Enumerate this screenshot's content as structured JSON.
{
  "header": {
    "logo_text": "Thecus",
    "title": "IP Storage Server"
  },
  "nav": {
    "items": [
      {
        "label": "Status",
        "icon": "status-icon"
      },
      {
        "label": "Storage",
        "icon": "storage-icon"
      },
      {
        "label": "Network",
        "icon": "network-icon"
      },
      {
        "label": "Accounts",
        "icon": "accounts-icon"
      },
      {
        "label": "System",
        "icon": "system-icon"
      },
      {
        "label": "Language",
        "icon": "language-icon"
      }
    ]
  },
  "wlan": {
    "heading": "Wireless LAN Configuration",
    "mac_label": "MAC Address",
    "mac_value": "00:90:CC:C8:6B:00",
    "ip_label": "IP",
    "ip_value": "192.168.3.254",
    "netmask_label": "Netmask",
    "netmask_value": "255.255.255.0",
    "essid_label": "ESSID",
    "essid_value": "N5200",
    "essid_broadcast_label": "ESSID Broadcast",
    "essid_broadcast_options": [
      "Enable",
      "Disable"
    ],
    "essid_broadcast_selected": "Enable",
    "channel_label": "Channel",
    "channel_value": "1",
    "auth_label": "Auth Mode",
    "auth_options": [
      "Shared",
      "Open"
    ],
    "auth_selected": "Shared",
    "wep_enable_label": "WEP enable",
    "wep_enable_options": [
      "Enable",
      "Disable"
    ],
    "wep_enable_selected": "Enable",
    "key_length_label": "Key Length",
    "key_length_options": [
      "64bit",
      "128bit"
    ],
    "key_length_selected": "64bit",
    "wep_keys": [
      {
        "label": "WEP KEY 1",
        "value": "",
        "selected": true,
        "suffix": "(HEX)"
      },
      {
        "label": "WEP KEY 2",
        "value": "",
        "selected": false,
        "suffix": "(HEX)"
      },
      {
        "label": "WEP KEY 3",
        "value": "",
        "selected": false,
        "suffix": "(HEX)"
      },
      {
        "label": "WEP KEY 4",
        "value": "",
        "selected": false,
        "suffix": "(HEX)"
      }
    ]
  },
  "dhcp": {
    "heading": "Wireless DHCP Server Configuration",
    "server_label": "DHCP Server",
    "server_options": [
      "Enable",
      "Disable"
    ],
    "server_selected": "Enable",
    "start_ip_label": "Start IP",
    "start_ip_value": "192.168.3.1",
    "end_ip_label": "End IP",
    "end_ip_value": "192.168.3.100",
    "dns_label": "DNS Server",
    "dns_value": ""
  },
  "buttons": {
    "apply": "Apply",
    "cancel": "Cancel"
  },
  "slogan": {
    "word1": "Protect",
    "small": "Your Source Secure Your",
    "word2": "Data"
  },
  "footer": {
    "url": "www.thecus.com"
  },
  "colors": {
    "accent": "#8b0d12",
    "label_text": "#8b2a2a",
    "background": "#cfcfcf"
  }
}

▶ **WHAT YOU NEED TO DO**
Report the number of lines that contain "heading", with no other words.

▶ **COMPLETED TASK**
2